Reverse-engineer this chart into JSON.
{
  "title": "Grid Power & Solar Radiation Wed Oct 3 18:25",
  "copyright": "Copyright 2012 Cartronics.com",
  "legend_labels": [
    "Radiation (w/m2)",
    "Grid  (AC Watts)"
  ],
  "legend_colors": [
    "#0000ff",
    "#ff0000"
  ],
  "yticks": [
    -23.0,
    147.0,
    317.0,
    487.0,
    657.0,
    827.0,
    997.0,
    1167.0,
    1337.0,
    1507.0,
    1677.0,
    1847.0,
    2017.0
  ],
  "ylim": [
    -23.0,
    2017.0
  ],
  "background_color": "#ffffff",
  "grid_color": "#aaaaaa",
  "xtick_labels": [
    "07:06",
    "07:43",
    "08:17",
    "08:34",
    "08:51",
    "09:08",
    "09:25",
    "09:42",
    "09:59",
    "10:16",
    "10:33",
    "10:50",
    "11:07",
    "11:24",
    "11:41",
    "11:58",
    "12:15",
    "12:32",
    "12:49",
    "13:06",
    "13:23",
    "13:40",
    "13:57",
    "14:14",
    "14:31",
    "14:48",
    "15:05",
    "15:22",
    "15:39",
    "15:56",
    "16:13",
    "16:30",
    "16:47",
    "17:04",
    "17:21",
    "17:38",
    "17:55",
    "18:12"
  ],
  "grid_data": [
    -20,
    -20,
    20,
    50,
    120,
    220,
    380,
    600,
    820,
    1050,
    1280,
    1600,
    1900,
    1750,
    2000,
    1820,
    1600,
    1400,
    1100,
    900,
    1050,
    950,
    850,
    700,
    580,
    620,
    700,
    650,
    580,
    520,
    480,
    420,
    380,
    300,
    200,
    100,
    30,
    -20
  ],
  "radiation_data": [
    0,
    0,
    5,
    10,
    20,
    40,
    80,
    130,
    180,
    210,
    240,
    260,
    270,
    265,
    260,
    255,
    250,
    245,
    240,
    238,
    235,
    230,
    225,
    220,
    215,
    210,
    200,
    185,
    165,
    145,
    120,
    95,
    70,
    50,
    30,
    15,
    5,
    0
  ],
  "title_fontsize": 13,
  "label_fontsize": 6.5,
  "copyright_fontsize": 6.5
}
+++
Task to complete
All of the material above needs to be copied exactly.

Answer for this exercise
Reverse-engineer this chart into JSON.
{
  "title": "Grid Power & Solar Radiation Wed Oct 3 18:25",
  "copyright": "Copyright 2012 Cartronics.com",
  "legend_labels": [
    "Radiation (w/m2)",
    "Grid  (AC Watts)"
  ],
  "legend_colors": [
    "#0000ff",
    "#ff0000"
  ],
  "yticks": [
    -23.0,
    147.0,
    317.0,
    487.0,
    657.0,
    827.0,
    997.0,
    1167.0,
    1337.0,
    1507.0,
    1677.0,
    1847.0,
    2017.0
  ],
  "ylim": [
    -23.0,
    2017.0
  ],
  "background_color": "#ffffff",
  "grid_color": "#aaaaaa",
  "xtick_labels": [
    "07:06",
    "07:43",
    "08:17",
    "08:34",
    "08:51",
    "09:08",
    "09:25",
    "09:42",
    "09:59",
    "10:16",
    "10:33",
    "10:50",
    "11:07",
    "11:24",
    "11:41",
    "11:58",
    "12:15",
    "12:32",
    "12:49",
    "13:06",
    "13:23",
    "13:40",
    "13:57",
    "14:14",
    "14:31",
    "14:48",
    "15:05",
    "15:22",
    "15:39",
    "15:56",
    "16:13",
    "16:30",
    "16:47",
    "17:04",
    "17:21",
    "17:38",
    "17:55",
    "18:12"
  ],
  "grid_data": [
    -20,
    -20,
    20,
    50,
    120,
    220,
    380,
    600,
    820,
    1050,
    1280,
    1600,
    1900,
    1750,
    2000,
    1820,
    1600,
    1400,
    1100,
    900,
    1050,
    950,
    850,
    700,
    580,
    620,
    700,
    650,
    580,
    520,
    480,
    420,
    380,
    300,
    200,
    100,
    30,
    -20
  ],
  "radiation_data": [
    0,
    0,
    5,
    10,
    20,
    40,
    80,
    130,
    180,
    210,
    240,
    260,
    270,
    265,
    260,
    255,
    250,
    245,
    240,
    238,
    235,
    230,
    225,
    220,
    215,
    210,
    200,
    185,
    165,
    145,
    120,
    95,
    70,
    50,
    30,
    15,
    5,
    0
  ],
  "title_fontsize": 13,
  "label_fontsize": 6.5,
  "copyright_fontsize": 6.5
}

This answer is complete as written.